▸ **INSTRUCTION**
Show every line in the entries below where the word "median" appears.

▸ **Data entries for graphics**
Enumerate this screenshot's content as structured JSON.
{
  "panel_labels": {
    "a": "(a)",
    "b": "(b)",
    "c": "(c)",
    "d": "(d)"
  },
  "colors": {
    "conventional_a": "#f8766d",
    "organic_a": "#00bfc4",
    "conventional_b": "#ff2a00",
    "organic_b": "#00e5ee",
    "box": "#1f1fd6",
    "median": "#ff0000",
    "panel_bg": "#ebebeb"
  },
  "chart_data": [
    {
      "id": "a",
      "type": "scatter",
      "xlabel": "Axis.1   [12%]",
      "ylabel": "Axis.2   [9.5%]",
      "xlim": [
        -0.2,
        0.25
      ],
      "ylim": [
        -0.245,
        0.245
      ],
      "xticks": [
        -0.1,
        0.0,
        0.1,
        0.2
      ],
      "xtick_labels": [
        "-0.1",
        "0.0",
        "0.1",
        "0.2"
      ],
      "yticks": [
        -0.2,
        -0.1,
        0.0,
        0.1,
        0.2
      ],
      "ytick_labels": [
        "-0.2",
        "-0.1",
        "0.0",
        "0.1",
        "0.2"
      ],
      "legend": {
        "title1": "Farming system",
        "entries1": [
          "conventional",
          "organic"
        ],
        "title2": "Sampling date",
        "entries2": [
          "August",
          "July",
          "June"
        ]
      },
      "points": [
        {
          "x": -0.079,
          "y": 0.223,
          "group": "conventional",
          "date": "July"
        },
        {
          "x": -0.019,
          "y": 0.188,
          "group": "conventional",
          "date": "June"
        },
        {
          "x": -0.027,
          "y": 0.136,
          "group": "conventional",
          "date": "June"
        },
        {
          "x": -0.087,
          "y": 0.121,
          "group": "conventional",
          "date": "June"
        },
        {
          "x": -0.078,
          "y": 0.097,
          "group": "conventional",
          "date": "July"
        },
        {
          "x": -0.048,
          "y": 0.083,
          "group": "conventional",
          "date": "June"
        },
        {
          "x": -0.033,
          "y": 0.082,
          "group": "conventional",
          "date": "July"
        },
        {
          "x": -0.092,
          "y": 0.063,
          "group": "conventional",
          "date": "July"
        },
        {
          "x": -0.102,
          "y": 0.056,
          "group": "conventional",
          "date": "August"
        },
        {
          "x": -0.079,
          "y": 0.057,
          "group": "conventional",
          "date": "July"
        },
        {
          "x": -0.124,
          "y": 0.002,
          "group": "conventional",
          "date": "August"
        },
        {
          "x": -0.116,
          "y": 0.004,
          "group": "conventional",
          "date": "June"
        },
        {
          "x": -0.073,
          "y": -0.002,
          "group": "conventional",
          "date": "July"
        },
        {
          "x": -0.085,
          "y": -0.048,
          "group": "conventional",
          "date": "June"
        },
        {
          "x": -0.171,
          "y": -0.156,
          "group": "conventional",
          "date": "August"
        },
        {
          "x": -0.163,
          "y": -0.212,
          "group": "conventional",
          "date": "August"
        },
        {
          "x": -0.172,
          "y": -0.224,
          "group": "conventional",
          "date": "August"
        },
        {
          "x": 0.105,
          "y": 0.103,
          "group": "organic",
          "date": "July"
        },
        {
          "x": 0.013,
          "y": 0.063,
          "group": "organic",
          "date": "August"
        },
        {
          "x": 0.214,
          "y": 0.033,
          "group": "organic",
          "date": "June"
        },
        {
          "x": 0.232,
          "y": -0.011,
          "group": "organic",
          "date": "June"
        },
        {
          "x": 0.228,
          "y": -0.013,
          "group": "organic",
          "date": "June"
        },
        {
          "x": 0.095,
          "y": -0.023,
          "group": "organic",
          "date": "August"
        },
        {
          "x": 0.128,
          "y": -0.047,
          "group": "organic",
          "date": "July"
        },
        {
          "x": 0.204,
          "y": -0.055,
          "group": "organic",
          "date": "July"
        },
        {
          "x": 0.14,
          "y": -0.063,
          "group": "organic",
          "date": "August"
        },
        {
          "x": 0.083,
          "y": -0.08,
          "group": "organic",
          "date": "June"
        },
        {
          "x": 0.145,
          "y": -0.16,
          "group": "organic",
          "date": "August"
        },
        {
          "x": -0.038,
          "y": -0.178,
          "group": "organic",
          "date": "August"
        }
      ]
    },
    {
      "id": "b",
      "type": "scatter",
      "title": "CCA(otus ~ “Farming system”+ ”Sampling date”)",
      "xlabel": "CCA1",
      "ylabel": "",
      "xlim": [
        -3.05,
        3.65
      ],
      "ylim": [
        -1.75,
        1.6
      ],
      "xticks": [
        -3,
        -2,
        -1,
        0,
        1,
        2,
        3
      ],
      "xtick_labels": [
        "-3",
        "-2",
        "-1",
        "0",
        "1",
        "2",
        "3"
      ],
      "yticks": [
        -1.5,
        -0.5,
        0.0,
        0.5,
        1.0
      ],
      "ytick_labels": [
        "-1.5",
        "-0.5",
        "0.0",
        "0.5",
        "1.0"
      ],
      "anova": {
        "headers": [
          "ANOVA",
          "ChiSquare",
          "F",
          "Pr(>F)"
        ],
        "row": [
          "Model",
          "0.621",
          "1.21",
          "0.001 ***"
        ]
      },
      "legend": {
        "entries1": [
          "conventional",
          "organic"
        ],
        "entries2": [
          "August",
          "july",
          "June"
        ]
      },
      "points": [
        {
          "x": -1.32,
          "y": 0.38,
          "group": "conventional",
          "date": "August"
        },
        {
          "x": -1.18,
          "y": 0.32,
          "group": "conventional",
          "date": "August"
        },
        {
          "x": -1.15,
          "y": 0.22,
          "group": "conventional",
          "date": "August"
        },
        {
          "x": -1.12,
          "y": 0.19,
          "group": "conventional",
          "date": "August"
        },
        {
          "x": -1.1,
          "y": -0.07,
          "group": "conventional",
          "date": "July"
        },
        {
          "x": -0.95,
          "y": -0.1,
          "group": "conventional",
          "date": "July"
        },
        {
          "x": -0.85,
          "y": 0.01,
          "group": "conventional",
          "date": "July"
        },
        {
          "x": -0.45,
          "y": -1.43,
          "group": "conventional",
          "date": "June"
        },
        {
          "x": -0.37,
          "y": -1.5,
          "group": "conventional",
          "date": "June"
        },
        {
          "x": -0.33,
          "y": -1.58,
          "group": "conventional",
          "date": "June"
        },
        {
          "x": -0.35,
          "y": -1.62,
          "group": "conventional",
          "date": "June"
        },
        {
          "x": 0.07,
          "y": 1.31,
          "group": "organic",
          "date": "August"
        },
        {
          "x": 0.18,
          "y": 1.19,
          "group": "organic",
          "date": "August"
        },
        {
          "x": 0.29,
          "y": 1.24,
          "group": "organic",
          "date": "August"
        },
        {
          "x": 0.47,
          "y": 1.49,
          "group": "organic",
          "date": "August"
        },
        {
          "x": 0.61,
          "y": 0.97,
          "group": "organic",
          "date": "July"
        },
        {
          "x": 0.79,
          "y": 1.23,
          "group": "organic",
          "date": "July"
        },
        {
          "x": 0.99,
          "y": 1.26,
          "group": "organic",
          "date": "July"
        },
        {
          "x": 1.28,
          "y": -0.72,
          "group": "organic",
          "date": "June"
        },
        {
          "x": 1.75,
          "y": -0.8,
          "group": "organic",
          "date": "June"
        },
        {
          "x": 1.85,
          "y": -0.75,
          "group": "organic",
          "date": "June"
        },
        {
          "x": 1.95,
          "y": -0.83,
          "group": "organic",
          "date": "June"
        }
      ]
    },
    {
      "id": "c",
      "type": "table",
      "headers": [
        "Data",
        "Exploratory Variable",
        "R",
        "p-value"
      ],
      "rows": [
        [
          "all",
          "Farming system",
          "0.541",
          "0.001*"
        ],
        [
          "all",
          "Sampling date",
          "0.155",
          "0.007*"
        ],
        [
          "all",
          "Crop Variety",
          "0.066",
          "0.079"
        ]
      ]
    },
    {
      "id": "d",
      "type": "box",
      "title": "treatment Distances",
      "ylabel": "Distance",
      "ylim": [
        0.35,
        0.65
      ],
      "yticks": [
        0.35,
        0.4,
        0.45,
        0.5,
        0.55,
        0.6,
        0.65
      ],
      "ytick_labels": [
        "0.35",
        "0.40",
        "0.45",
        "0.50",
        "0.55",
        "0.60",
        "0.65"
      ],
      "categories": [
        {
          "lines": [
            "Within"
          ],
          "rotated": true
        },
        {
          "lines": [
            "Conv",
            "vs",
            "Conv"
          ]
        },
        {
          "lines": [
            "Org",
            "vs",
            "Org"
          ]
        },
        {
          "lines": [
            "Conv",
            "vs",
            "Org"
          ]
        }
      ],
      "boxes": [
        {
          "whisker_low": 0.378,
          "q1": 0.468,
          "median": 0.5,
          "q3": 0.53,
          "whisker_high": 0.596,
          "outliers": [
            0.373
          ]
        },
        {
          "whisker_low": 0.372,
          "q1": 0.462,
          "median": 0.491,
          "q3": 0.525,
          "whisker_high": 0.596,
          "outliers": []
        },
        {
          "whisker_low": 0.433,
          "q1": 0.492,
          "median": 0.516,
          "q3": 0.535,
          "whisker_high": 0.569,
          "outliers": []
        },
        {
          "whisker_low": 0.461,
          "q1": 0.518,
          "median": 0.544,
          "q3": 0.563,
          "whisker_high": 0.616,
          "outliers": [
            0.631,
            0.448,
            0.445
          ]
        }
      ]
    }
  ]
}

▸ **FULL SOLUTION**
    "median": "#ff0000",
          "median": 0.5,
          "median": 0.491,
          "median": 0.516,
          "median": 0.544,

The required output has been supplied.